How does everyone feel about an API like this?

That would work as the most minimal starting point, yes. Maybe also some kind of rt.spawn(fut) that does not block would be good to have, or to otherwise get a (also cloneable) handle to something that can spawn on this specific runtime.

What kinds of shutdown procedures do you need?

Personally it would be sufficient to shut down ASAP on drop. The active time of the runtime would be defined by the given future, and it should be possible to get any other shutdown behaviour by writing that future in a specific way.

You probably do not want to wait for all spawned tasks though: there might e.g. easily be interval timers (forever) or timeouts (far in the future) be scheduled that you don't really want to wait on.

[sdroege]

@stjepang Or maybe even have rt.block_on() consume the runtime by value so that it's clear that after it returned nothing else is going to happen anymore.

[vorner]

I've found that being able to reuse the runtime for multiple iterative block_ons is a nice optimisation (I've used that in tokio). Actually, tokio allows even concurrent block_ons from multiple threads.

As for the drop… there should be some way to wait for the RT to drain itself before dropping it. And I think that it should be the default, because oftentime leaving a thread that actively does something while the main thread shuts down does weird things and bugs. If one wants it to outlive the main, it would be fine to forget(rt) instead.

[ghost]

because oftentime leaving a thread that actively does something while the main thread shuts down does weird things and bugs.

***

### ASSIGNED TASK
Reproduce the entire forum discussion above on the runtime API, word for word.

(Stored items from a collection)

***

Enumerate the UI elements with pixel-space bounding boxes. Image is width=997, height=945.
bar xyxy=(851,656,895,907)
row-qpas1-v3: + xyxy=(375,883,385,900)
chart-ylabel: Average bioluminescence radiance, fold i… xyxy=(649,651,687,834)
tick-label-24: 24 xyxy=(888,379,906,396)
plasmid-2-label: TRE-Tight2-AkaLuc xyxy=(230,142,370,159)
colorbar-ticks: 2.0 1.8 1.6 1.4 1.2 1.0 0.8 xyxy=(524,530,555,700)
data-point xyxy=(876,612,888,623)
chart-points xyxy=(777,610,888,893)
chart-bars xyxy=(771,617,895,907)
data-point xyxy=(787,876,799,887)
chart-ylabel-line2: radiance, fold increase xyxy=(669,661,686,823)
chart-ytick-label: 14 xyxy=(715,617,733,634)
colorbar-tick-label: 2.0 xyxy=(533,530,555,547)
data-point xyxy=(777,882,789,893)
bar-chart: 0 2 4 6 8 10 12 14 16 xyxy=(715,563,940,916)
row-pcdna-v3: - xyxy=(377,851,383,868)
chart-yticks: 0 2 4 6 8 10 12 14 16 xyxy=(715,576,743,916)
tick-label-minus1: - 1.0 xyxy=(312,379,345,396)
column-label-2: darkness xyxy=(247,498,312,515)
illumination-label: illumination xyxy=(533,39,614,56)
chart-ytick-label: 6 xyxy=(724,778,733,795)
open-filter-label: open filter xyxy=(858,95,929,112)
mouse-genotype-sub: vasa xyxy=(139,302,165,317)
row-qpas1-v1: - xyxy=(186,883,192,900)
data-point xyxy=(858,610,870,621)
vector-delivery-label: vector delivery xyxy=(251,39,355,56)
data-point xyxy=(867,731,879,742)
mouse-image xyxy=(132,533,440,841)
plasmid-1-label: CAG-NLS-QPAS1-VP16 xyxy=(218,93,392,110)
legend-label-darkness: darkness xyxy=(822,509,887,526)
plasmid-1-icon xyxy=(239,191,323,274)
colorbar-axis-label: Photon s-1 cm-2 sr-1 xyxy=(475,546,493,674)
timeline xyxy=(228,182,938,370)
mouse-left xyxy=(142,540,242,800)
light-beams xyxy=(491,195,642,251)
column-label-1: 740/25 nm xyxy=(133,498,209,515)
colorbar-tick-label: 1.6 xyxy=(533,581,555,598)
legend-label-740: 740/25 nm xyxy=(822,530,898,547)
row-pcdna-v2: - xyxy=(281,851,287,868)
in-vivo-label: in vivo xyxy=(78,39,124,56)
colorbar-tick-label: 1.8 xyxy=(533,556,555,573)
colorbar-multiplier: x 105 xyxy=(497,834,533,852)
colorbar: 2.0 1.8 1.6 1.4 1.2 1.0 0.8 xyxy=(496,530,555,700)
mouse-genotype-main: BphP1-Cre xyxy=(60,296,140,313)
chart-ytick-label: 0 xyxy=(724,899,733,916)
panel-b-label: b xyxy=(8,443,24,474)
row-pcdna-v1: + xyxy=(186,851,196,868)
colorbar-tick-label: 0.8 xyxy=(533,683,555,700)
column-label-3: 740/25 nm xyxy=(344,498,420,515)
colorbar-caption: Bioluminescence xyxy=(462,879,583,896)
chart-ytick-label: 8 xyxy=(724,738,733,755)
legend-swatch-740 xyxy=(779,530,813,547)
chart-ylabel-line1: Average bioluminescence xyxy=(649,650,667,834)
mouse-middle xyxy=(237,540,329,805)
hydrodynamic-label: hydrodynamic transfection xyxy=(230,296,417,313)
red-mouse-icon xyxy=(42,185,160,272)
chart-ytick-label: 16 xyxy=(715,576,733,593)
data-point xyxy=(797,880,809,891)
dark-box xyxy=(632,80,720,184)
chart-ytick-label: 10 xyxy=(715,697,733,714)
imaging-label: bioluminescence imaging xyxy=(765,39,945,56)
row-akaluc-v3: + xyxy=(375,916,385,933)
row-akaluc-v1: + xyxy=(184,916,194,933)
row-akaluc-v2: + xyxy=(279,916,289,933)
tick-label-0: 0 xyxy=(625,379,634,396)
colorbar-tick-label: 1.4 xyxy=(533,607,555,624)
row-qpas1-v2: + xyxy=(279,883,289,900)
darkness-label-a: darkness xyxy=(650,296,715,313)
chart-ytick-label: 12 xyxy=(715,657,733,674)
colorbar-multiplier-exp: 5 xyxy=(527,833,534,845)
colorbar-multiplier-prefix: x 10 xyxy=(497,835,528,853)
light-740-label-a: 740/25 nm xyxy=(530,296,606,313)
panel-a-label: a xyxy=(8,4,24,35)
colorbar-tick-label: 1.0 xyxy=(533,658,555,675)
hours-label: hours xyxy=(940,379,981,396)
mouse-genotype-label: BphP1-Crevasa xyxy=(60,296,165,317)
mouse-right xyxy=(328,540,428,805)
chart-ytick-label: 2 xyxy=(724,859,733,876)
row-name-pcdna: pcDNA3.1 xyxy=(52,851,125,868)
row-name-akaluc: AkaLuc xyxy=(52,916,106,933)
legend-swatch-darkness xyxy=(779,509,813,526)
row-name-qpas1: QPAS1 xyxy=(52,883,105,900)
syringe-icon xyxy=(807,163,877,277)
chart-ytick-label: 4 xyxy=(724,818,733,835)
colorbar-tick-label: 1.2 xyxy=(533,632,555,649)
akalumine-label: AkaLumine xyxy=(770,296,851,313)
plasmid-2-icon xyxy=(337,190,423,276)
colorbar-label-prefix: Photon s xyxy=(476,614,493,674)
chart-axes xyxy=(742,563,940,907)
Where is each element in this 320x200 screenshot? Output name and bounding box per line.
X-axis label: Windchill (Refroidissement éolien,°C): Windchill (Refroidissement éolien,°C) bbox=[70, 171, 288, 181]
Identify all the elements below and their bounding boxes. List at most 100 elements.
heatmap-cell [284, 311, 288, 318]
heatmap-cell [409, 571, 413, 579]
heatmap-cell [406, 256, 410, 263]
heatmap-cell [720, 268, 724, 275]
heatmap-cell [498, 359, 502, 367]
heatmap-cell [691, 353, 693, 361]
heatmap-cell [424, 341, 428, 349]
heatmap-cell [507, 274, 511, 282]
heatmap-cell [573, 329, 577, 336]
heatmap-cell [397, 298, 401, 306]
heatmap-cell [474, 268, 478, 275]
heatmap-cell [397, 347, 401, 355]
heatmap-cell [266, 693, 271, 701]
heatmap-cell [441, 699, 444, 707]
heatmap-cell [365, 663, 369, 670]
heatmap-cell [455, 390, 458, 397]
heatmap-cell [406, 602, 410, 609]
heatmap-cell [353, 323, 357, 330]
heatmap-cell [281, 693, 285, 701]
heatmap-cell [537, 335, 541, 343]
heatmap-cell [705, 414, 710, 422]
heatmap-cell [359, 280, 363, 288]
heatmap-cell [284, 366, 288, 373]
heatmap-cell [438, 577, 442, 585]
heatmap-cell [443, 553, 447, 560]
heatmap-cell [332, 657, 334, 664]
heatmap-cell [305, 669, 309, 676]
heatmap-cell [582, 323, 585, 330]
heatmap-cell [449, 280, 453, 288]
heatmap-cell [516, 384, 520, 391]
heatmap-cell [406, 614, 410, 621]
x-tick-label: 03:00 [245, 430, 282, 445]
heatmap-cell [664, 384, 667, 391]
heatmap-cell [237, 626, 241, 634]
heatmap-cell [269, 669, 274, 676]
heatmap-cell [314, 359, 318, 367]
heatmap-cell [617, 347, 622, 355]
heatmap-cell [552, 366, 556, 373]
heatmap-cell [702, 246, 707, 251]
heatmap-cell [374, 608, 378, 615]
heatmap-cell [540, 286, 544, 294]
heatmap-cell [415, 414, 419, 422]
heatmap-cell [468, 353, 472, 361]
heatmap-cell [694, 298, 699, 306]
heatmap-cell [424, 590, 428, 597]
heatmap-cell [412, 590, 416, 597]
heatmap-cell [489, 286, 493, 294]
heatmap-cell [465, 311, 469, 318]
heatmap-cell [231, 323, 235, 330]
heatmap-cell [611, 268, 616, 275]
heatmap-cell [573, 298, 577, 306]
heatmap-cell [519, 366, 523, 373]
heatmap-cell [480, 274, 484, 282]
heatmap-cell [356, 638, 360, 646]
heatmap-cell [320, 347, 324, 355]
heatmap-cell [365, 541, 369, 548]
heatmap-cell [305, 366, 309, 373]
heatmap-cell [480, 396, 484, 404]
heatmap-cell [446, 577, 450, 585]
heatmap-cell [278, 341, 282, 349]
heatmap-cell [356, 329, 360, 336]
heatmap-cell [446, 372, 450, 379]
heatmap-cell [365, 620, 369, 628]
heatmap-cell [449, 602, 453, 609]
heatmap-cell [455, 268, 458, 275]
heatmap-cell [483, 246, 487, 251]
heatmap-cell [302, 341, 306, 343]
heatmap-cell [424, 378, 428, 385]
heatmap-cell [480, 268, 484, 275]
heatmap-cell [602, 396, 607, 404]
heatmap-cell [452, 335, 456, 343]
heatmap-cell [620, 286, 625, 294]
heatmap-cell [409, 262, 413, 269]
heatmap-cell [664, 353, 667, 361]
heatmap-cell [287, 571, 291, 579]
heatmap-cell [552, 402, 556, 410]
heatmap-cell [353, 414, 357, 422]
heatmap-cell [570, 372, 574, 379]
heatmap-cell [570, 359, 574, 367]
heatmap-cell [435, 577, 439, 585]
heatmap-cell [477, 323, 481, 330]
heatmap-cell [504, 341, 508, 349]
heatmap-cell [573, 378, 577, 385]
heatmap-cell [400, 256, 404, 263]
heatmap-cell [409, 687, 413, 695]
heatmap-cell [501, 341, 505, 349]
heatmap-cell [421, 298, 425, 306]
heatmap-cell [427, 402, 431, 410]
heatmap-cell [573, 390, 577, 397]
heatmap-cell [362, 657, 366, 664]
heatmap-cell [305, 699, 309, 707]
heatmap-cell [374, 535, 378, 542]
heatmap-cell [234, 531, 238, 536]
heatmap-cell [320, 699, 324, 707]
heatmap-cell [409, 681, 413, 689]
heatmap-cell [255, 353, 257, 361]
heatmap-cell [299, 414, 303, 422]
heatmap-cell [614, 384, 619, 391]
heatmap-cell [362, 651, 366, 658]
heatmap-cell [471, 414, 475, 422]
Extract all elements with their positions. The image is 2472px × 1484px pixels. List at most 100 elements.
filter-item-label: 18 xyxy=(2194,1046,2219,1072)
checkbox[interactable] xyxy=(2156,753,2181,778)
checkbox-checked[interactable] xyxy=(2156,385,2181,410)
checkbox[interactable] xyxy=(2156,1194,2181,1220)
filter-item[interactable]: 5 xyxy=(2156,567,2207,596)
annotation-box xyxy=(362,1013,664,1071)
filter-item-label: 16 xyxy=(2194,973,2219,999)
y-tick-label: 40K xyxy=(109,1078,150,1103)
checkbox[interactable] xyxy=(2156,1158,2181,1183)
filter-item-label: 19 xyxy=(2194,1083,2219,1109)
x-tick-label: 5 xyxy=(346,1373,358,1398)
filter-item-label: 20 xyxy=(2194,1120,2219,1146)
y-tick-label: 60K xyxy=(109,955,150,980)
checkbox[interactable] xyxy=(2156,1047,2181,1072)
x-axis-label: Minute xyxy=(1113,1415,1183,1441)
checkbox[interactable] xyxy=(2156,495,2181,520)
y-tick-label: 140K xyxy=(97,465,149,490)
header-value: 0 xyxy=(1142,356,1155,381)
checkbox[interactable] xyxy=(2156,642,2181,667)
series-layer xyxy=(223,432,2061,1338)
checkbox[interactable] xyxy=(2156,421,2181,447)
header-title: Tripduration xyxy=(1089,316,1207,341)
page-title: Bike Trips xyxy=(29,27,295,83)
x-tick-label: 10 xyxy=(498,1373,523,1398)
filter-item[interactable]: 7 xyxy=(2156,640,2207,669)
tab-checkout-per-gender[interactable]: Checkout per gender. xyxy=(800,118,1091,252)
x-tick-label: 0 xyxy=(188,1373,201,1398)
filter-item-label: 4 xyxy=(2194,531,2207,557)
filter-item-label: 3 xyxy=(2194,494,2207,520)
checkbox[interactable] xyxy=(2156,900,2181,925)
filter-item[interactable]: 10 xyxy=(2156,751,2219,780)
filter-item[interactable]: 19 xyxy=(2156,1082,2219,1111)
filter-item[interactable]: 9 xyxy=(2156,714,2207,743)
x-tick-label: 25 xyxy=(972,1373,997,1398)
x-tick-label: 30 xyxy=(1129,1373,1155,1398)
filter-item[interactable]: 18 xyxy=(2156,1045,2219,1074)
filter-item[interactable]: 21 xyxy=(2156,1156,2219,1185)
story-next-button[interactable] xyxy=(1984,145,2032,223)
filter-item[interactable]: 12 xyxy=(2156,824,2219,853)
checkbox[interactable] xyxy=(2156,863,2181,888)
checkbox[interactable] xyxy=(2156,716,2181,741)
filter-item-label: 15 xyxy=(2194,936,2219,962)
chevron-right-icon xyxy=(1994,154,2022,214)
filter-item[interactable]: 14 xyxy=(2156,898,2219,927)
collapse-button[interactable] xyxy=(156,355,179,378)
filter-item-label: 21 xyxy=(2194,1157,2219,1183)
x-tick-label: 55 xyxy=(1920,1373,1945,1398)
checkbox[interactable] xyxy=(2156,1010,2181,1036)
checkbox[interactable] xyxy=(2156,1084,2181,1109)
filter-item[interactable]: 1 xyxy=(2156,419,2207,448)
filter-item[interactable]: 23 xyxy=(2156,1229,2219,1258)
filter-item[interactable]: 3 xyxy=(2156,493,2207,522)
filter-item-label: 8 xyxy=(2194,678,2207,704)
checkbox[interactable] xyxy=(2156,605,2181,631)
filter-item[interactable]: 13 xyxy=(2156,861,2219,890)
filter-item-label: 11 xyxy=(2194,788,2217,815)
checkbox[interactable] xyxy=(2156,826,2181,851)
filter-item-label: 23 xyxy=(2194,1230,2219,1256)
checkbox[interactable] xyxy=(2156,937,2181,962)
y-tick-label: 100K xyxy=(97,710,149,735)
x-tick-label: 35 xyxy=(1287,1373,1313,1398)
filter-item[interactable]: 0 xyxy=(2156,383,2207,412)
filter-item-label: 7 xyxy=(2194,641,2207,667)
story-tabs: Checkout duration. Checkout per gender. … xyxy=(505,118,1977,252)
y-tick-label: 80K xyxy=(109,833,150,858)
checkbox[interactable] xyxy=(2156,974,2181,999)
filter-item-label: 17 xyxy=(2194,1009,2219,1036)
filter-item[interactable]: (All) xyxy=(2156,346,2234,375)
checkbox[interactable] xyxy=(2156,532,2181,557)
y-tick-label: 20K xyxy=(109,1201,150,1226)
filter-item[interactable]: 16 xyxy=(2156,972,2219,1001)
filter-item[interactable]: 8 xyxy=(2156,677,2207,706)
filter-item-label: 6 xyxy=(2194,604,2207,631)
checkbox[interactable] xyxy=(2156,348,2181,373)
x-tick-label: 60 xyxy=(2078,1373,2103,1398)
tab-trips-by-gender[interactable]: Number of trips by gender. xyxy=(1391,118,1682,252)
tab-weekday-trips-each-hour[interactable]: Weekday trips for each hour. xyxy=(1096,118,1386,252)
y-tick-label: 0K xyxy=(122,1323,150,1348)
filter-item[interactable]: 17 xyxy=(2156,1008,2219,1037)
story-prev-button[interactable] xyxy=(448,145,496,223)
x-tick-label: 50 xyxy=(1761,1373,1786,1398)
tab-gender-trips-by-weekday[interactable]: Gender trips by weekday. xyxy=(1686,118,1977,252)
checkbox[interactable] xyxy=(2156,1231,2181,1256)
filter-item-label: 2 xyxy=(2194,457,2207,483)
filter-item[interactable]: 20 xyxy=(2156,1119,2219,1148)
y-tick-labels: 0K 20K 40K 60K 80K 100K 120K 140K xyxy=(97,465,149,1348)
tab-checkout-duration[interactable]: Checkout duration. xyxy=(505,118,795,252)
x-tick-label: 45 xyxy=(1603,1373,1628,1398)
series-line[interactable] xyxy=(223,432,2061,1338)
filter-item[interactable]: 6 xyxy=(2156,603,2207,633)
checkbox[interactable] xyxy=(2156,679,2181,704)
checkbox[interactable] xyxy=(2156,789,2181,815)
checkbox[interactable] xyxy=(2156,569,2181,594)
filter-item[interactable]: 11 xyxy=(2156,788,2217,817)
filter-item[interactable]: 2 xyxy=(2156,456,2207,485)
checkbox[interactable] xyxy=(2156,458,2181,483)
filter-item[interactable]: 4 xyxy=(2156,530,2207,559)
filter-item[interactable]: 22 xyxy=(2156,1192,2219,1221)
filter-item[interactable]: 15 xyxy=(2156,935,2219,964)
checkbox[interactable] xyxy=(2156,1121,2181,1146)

***

### REPLY
How does everyone feel about an API like this?

That would work as the most minimal starting point, yes. Maybe also some kind of rt.spawn(fut) that does not block would be good to have, or to otherwise get a (also cloneable) handle to something that can spawn on this specific runtime.

What kinds of shutdown procedures do you need?

Personally it would be sufficient to shut down ASAP on drop. The active time of the runtime would be defined by the given future, and it should be possible to get any other shutdown behaviour by writing that future in a specific way.

You probably do not want to wait for all spawned tasks though: there might e.g. easily be interval timers (forever) or timeouts (far in the future) be scheduled that you don't really want to wait on.

[sdroege]

@stjepang Or maybe even have rt.block_on() consume the runtime by value so that it's clear that after it returned nothing else is going to happen anymore.

[vorner]

I've found that being able to reuse the runtime for multiple iterative block_ons is a nice optimisation (I've used that in tokio). Actually, tokio allows even concurrent block_ons from multiple threads.

As for the drop… there should be some way to wait for the RT to drain itself before dropping it. And I think that it should be the default, because oftentime leaving a thread that actively does something while the main thread shuts down does weird things and bugs. If one wants it to outlive the main, it would be fine to forget(rt) instead.

[ghost]

because oftentime leaving a thread that actively does something while the main thread shuts down does weird things and bugs.